**Set task**
Go through the entries one line at a time, and gather every line that has the word "intercept".

— begin Material for this exercise —

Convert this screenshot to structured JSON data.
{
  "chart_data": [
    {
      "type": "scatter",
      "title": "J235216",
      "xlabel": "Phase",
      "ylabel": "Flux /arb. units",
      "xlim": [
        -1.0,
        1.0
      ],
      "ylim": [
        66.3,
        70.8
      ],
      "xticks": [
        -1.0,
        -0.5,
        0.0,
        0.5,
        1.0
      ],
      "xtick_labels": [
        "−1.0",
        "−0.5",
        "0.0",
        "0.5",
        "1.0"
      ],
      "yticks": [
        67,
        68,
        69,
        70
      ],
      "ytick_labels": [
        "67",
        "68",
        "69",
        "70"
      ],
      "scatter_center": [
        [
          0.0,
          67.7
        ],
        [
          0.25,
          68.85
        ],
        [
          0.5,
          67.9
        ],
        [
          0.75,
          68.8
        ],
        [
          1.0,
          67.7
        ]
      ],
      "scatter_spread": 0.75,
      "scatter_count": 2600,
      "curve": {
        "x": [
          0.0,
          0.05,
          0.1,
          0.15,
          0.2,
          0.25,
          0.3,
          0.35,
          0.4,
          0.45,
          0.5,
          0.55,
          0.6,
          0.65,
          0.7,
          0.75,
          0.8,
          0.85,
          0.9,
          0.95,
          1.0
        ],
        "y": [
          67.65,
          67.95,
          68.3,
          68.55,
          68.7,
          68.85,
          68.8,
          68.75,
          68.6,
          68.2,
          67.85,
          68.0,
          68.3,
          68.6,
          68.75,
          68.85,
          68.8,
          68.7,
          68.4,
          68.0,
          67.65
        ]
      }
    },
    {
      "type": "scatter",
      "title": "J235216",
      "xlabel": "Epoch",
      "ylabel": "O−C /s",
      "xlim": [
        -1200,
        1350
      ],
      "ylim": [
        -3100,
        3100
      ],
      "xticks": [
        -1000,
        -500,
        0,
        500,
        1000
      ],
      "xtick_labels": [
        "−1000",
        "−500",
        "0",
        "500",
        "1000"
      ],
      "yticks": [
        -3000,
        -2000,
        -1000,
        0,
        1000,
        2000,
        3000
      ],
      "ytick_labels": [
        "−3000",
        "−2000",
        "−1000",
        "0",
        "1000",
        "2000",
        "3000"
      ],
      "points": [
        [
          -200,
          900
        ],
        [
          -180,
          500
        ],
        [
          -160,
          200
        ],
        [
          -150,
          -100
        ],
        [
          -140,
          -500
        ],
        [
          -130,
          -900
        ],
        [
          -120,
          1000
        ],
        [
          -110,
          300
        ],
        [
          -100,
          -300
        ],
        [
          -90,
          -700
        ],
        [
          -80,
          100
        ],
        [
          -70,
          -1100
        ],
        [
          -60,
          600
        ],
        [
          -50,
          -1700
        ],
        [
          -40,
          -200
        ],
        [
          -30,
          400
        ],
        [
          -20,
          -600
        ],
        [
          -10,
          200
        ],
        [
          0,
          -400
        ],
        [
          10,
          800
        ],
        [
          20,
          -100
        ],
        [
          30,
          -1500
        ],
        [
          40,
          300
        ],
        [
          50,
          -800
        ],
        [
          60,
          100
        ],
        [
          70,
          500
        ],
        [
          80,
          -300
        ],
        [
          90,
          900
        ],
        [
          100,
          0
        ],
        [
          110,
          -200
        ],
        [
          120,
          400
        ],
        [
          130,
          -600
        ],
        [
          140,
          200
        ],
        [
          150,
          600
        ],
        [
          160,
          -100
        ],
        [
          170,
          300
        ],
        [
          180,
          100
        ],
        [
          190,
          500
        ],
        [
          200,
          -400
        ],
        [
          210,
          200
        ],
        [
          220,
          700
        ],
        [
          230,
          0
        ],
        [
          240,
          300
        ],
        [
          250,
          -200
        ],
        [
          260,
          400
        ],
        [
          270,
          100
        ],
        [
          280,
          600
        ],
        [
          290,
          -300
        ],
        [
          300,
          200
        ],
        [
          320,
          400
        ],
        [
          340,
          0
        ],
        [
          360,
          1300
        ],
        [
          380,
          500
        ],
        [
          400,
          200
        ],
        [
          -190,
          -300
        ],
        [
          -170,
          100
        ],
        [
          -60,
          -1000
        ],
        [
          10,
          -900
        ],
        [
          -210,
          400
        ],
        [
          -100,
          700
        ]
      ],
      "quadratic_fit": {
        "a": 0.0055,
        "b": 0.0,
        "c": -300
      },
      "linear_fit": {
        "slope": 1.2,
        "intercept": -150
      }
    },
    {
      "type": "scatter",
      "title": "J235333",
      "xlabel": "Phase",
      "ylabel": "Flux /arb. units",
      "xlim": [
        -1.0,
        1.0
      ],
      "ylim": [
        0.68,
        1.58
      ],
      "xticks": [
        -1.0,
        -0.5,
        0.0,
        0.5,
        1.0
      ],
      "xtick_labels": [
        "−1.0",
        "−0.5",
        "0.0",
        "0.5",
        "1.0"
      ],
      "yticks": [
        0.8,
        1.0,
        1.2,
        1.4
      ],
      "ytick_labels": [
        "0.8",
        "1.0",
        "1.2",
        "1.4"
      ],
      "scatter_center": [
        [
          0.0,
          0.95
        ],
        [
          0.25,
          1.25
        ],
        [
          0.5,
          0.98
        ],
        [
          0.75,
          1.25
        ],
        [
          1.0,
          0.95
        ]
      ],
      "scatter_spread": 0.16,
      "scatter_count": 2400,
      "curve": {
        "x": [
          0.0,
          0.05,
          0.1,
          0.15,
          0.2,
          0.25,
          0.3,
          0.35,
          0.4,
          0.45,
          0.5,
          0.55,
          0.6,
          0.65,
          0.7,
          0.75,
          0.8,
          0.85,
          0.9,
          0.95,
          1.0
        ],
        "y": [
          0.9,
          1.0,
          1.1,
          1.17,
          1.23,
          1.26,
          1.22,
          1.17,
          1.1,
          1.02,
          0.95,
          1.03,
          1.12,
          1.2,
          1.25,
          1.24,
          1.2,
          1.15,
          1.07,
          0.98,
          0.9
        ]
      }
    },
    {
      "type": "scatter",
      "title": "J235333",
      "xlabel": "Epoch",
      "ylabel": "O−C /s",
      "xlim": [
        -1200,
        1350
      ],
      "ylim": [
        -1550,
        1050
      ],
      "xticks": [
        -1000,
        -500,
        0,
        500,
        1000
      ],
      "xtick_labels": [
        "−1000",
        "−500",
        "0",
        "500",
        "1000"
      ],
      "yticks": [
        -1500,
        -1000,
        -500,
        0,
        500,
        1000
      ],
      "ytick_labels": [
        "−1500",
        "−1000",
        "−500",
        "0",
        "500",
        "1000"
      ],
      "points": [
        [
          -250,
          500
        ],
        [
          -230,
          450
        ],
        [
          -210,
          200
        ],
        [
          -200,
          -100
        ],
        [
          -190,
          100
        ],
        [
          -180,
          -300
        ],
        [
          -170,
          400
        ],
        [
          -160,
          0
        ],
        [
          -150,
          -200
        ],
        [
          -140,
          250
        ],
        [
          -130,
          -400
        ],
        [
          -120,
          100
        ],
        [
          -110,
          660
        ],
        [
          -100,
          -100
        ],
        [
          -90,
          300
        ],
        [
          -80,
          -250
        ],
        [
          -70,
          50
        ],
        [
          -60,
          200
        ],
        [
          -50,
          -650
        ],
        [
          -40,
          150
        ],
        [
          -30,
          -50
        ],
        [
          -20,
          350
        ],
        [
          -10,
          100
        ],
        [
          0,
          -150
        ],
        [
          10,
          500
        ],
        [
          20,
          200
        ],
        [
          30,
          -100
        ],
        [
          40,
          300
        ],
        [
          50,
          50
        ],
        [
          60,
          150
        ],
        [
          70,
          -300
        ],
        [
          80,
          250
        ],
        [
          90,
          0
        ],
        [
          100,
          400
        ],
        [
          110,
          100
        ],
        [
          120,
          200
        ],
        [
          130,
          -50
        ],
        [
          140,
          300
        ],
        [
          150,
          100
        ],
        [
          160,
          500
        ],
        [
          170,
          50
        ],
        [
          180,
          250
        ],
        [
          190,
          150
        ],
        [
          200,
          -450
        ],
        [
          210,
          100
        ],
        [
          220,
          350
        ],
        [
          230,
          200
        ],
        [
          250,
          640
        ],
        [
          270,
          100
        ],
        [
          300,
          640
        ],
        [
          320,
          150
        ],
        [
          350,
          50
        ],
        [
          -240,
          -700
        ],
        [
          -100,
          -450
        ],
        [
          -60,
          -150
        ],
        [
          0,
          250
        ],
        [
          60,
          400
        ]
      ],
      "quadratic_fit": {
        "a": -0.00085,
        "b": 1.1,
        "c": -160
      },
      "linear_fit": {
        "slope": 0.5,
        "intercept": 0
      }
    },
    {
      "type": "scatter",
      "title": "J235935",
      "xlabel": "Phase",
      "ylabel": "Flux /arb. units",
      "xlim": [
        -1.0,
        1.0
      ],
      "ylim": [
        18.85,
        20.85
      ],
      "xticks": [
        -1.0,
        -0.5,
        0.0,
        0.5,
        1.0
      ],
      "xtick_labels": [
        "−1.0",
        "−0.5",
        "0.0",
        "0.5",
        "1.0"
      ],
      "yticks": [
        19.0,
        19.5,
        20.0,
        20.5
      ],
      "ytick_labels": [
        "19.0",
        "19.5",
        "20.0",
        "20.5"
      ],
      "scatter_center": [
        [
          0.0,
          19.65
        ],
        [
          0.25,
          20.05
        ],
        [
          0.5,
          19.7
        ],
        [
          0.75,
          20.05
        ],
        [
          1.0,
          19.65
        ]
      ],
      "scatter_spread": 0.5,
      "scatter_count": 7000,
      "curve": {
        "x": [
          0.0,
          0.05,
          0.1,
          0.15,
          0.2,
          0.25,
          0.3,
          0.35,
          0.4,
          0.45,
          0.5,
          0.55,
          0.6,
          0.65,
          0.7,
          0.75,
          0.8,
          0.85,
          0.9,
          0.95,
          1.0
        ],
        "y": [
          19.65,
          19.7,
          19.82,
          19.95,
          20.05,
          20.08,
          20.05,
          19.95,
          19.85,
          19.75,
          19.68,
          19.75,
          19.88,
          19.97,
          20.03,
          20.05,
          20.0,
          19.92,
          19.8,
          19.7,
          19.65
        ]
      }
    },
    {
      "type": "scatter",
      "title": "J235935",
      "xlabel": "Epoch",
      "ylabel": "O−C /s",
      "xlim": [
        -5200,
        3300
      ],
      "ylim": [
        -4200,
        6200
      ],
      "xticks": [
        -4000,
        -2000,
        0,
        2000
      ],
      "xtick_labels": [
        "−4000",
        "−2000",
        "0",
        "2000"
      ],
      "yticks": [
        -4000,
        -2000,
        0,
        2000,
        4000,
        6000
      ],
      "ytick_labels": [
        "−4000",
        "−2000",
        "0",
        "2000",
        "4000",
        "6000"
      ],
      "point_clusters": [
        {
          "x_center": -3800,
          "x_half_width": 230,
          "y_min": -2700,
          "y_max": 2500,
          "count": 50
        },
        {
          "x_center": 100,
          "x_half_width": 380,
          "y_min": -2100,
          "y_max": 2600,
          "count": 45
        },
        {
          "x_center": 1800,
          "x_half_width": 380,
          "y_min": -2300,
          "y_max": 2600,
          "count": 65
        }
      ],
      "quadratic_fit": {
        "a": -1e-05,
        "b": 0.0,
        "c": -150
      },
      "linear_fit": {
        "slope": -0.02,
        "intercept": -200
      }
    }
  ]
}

— end Material for this exercise —

**Reply**
        "intercept": -150
        "intercept": 0
        "intercept": -200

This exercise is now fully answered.